◆ **Work to be completed**
Check each line of the material below, and copy it if it holds the string "title".

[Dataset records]
-- begin --

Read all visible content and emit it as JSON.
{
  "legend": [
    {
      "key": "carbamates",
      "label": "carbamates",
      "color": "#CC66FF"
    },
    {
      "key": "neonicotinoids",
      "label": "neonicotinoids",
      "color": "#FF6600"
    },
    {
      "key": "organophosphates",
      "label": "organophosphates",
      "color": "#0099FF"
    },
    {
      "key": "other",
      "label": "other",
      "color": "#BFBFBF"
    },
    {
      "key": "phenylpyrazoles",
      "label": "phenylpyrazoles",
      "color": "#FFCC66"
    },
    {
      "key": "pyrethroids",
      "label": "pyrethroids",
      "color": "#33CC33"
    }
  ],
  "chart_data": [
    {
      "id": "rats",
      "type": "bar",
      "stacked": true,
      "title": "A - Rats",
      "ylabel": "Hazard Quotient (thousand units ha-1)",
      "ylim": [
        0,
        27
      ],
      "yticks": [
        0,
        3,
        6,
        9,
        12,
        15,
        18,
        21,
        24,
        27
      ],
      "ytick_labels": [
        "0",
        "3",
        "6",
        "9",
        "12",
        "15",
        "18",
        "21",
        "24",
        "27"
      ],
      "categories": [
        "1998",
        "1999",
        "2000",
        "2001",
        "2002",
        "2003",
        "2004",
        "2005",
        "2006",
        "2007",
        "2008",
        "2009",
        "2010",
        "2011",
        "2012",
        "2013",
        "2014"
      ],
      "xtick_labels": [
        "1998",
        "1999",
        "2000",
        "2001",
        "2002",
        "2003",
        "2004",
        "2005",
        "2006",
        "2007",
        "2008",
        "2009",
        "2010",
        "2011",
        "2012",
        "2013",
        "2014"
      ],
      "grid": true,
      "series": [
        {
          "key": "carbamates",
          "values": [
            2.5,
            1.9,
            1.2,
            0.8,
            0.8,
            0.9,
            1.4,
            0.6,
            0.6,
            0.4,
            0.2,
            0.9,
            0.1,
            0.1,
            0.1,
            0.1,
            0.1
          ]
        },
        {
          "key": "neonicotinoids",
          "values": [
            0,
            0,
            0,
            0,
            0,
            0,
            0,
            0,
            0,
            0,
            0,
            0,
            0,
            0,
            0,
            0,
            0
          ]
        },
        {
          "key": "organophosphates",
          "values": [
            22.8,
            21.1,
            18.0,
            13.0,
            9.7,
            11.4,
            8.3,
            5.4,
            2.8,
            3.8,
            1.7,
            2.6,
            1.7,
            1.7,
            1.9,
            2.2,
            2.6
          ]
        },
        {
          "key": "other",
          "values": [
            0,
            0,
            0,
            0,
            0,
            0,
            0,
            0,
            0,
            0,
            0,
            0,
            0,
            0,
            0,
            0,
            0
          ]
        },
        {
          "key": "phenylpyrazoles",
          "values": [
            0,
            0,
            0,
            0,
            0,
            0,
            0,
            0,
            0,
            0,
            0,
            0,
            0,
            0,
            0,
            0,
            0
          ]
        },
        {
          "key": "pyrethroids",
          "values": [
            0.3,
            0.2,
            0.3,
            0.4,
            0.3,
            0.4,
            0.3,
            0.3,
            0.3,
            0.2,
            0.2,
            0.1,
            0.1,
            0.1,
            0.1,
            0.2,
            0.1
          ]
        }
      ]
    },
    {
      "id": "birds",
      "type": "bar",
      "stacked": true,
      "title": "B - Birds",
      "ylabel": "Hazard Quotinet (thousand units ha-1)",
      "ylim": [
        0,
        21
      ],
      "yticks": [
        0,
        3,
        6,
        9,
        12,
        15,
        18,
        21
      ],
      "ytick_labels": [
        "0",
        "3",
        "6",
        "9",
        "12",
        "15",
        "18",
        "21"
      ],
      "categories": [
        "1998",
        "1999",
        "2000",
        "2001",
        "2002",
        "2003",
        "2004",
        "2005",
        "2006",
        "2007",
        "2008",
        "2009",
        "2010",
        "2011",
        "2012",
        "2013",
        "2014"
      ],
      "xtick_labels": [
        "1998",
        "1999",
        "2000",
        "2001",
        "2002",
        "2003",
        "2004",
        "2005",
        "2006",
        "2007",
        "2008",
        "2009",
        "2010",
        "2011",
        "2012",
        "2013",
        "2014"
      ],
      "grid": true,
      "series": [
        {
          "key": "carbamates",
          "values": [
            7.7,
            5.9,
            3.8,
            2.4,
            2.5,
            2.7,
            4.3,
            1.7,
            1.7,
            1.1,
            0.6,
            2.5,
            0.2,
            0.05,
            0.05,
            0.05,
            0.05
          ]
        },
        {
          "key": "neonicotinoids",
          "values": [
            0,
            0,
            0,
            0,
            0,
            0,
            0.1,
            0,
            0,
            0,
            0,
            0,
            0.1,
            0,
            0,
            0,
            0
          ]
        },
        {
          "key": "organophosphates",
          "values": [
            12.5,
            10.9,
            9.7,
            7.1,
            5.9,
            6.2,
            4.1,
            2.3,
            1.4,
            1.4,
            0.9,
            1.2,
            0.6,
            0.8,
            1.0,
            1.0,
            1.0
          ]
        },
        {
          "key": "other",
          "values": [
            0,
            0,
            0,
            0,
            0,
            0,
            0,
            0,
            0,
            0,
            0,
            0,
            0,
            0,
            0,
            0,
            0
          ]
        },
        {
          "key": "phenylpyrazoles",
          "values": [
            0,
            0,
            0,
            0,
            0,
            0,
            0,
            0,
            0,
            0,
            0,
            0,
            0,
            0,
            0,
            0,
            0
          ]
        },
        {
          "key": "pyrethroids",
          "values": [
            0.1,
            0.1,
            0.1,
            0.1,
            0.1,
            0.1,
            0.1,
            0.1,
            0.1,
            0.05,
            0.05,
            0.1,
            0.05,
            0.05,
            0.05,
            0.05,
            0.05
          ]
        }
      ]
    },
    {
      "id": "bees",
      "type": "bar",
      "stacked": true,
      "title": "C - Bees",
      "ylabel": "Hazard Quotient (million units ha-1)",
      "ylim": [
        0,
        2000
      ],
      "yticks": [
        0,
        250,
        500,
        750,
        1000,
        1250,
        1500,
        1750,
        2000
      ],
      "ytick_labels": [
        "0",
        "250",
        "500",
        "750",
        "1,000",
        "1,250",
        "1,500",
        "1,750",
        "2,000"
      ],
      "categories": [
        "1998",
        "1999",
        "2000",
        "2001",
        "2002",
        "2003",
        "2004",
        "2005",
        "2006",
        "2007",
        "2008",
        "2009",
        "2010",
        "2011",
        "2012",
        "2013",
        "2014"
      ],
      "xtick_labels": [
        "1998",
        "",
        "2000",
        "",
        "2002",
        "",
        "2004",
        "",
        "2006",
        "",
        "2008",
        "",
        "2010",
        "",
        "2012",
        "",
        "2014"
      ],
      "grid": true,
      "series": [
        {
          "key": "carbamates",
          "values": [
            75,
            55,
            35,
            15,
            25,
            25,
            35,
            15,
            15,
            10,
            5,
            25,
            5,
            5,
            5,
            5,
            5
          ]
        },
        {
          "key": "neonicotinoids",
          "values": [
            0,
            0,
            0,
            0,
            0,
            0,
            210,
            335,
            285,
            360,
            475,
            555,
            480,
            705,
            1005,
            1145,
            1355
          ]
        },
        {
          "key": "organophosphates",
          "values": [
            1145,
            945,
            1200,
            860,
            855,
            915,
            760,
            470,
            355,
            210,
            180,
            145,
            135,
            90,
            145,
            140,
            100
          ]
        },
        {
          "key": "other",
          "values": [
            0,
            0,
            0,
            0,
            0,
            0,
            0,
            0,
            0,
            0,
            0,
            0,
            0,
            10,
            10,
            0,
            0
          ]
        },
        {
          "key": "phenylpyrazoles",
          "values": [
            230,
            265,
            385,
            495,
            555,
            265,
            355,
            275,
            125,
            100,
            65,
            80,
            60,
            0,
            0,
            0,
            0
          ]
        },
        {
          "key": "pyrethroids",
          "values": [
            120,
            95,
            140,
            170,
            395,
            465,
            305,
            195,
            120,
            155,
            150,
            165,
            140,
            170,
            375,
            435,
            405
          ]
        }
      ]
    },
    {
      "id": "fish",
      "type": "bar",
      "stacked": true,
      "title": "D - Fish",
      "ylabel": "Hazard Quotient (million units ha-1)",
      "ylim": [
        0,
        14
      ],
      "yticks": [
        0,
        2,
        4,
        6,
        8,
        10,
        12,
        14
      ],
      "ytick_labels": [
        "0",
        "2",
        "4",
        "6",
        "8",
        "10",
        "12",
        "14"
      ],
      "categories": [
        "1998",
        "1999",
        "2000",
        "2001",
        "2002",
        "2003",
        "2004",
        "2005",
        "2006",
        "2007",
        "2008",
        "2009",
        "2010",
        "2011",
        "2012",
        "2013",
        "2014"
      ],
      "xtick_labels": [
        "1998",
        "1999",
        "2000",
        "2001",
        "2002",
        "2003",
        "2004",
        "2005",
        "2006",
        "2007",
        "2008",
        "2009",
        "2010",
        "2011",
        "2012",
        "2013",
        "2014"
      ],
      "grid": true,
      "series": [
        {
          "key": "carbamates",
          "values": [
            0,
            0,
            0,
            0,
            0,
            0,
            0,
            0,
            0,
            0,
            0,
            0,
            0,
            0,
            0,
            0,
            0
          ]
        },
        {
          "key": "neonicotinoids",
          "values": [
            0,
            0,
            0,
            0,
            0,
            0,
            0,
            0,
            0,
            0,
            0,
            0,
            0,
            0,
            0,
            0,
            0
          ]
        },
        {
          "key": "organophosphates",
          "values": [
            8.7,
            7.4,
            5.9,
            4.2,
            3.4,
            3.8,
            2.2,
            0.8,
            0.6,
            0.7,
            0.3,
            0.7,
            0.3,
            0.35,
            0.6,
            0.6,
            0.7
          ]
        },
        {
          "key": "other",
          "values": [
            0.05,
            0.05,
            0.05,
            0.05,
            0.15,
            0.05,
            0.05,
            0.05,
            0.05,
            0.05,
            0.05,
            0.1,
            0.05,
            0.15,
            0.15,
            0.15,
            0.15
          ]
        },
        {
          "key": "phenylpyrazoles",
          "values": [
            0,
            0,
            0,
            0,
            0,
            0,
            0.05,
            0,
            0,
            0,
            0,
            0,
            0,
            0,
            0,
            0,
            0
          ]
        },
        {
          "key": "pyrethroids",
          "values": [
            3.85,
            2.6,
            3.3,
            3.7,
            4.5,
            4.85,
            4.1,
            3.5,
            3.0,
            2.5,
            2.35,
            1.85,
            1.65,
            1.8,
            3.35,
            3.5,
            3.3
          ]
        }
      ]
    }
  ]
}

-- end --

◆ **Response to this exercise**
      "title": "A - Rats",
      "title": "B - Birds",
      "title": "C - Bees",
      "title": "D - Fish",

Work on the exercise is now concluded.